*Task directions:* Repeat each line word for word.

*The data:*
* * * *

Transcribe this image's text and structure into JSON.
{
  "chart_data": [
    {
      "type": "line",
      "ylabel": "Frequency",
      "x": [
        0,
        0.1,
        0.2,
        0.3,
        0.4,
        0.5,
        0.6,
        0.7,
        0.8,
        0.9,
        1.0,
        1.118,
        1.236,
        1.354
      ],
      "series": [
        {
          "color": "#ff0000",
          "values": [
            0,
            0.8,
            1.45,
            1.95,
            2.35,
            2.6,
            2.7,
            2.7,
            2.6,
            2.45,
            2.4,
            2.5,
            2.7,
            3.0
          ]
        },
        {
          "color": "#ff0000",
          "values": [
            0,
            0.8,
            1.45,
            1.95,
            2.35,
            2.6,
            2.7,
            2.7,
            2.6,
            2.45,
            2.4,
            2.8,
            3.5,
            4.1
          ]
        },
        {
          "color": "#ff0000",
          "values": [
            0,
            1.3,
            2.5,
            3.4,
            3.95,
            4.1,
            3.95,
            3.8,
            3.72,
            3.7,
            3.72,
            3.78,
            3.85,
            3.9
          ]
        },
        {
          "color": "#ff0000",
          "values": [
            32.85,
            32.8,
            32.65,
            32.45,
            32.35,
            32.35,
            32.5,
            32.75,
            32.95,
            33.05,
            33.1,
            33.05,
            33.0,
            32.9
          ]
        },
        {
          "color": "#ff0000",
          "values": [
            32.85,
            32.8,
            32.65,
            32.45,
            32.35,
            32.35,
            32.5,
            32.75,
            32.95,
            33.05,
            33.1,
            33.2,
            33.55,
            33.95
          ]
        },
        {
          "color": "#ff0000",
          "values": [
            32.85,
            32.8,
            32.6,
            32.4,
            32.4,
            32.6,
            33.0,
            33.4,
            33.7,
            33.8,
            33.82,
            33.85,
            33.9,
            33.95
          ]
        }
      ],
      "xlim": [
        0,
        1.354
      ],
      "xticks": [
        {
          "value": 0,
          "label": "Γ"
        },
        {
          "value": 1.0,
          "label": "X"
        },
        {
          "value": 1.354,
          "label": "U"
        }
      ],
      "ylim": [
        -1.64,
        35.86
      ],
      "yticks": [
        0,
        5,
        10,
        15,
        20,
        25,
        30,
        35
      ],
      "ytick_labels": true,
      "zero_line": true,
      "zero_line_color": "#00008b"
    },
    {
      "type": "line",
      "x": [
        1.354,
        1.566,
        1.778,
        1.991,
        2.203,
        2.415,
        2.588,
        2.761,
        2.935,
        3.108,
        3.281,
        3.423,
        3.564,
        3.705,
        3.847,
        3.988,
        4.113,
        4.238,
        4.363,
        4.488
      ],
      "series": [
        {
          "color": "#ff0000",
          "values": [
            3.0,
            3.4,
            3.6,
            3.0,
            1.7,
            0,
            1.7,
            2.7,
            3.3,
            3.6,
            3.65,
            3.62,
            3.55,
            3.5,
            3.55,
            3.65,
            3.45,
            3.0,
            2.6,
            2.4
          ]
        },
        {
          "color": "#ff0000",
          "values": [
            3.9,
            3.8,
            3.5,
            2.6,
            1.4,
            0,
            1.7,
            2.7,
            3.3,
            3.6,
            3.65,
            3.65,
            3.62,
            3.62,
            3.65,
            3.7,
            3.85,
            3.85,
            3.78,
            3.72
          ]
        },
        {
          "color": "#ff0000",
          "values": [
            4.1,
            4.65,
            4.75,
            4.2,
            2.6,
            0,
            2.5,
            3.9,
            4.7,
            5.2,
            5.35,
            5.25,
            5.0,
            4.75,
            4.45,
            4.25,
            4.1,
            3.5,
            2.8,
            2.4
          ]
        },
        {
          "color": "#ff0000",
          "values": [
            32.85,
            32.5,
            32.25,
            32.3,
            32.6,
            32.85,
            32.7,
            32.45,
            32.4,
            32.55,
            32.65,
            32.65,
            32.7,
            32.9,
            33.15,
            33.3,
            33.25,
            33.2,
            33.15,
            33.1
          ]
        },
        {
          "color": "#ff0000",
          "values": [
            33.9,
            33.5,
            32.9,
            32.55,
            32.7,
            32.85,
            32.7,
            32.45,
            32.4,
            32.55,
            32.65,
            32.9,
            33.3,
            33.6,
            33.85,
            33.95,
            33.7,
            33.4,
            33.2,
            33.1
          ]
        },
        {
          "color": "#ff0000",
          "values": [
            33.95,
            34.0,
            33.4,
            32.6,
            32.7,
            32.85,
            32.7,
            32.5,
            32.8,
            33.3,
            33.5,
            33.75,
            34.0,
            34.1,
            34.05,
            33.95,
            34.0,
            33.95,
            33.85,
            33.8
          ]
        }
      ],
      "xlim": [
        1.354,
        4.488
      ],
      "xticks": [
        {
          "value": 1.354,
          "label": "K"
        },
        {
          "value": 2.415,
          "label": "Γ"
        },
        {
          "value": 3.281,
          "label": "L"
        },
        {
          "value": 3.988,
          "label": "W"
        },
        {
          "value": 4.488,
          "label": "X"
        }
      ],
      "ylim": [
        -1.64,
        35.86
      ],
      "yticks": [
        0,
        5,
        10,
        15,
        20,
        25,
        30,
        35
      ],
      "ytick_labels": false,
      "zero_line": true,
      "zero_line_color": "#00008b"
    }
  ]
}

* * * *

*Written response:*
Transcribe this image's text and structure into JSON.
{
  "chart_data": [
    {
      "type": "line",
      "ylabel": "Frequency",
      "x": [
        0,
        0.1,
        0.2,
        0.3,
        0.4,
        0.5,
        0.6,
        0.7,
        0.8,
        0.9,
        1.0,
        1.118,
        1.236,
        1.354
      ],
      "series": [
        {
          "color": "#ff0000",
          "values": [
            0,
            0.8,
            1.45,
            1.95,
            2.35,
            2.6,
            2.7,
            2.7,
            2.6,
            2.45,
            2.4,
            2.5,
            2.7,
            3.0
          ]
        },
        {
          "color": "#ff0000",
          "values": [
            0,
            0.8,
            1.45,
            1.95,
            2.35,
            2.6,
            2.7,
            2.7,
            2.6,
            2.45,
            2.4,
            2.8,
            3.5,
            4.1
          ]
        },
        {
          "color": "#ff0000",
          "values": [
            0,
            1.3,
            2.5,
            3.4,
            3.95,
            4.1,
            3.95,
            3.8,
            3.72,
            3.7,
            3.72,
            3.78,
            3.85,
            3.9
          ]
        },
        {
          "color": "#ff0000",
          "values": [
            32.85,
            32.8,
            32.65,
            32.45,
            32.35,
            32.35,
            32.5,
            32.75,
            32.95,
            33.05,
            33.1,
            33.05,
            33.0,
            32.9
          ]
        },
        {
          "color": "#ff0000",
          "values": [
            32.85,
            32.8,
            32.65,
            32.45,
            32.35,
            32.35,
            32.5,
            32.75,
            32.95,
            33.05,
            33.1,
            33.2,
            33.55,
            33.95
          ]
        },
        {
          "color": "#ff0000",
          "values": [
            32.85,
            32.8,
            32.6,
            32.4,
            32.4,
            32.6,
            33.0,
            33.4,
            33.7,
            33.8,
            33.82,
            33.85,
            33.9,
            33.95
          ]
        }
      ],
      "xlim": [
        0,
        1.354
      ],
      "xticks": [
        {
          "value": 0,
          "label": "Γ"
        },
        {
          "value": 1.0,
          "label": "X"
        },
        {
          "value": 1.354,
          "label": "U"
        }
      ],
      "ylim": [
        -1.64,
        35.86
      ],
      "yticks": [
        0,
        5,
        10,
        15,
        20,
        25,
        30,
        35
      ],
      "ytick_labels": true,
      "zero_line": true,
      "zero_line_color": "#00008b"
    },
    {
      "type": "line",
      "x": [
        1.354,
        1.566,
        1.778,
        1.991,
        2.203,
        2.415,
        2.588,
        2.761,
        2.935,
        3.108,
        3.281,
        3.423,
        3.564,
        3.705,
        3.847,
        3.988,
        4.113,
        4.238,
        4.363,
        4.488
      ],
      "series": [
        {
          "color": "#ff0000",
          "values": [
            3.0,
            3.4,
            3.6,
            3.0,
            1.7,
            0,
            1.7,
            2.7,
            3.3,
            3.6,
            3.65,
            3.62,
            3.55,
            3.5,
            3.55,
            3.65,
            3.45,
            3.0,
            2.6,
            2.4
          ]
        },
        {
          "color": "#ff0000",
          "values": [
            3.9,
            3.8,
            3.5,
            2.6,
            1.4,
            0,
            1.7,
            2.7,
            3.3,
            3.6,
            3.65,
            3.65,
            3.62,
            3.62,
            3.65,
            3.7,
            3.85,
            3.85,
            3.78,
            3.72
          ]
        },
        {
          "color": "#ff0000",
          "values": [
            4.1,
            4.65,
            4.75,
            4.2,
            2.6,
            0,
            2.5,
            3.9,
            4.7,
            5.2,
            5.35,
            5.25,
            5.0,
            4.75,
            4.45,
            4.25,
            4.1,
            3.5,
            2.8,
            2.4
          ]
        },
        {
          "color": "#ff0000",
          "values": [
            32.85,
            32.5,
            32.25,
            32.3,
            32.6,
            32.85,
            32.7,
            32.45,
            32.4,
            32.55,
            32.65,
            32.65,
            32.7,
            32.9,
            33.15,
            33.3,
            33.25,
            33.2,
            33.15,
            33.1
          ]
        },
        {
          "color": "#ff0000",
          "values": [
            33.9,
            33.5,
            32.9,
            32.55,
            32.7,
            32.85,
            32.7,
            32.45,
            32.4,
            32.55,
            32.65,
            32.9,
            33.3,
            33.6,
            33.85,
            33.95,
            33.7,
            33.4,
            33.2,
            33.1
          ]
        },
        {
          "color": "#ff0000",
          "values": [
            33.95,
            34.0,
            33.4,
            32.6,
            32.7,
            32.85,
            32.7,
            32.5,
            32.8,
            33.3,
            33.5,
            33.75,
            34.0,
            34.1,
            34.05,
            33.95,
            34.0,
            33.95,
            33.85,
            33.8
          ]
        }
      ],
      "xlim": [
        1.354,
        4.488
      ],
      "xticks": [
        {
          "value": 1.354,
          "label": "K"
        },
        {
          "value": 2.415,
          "label": "Γ"
        },
        {
          "value": 3.281,
          "label": "L"
        },
        {
          "value": 3.988,
          "label": "W"
        },
        {
          "value": 4.488,
          "label": "X"
        }
      ],
      "ylim": [
        -1.64,
        35.86
      ],
      "yticks": [
        0,
        5,
        10,
        15,
        20,
        25,
        30,
        35
      ],
      "ytick_labels": false,
      "zero_line": true,
      "zero_line_color": "#00008b"
    }
  ]
}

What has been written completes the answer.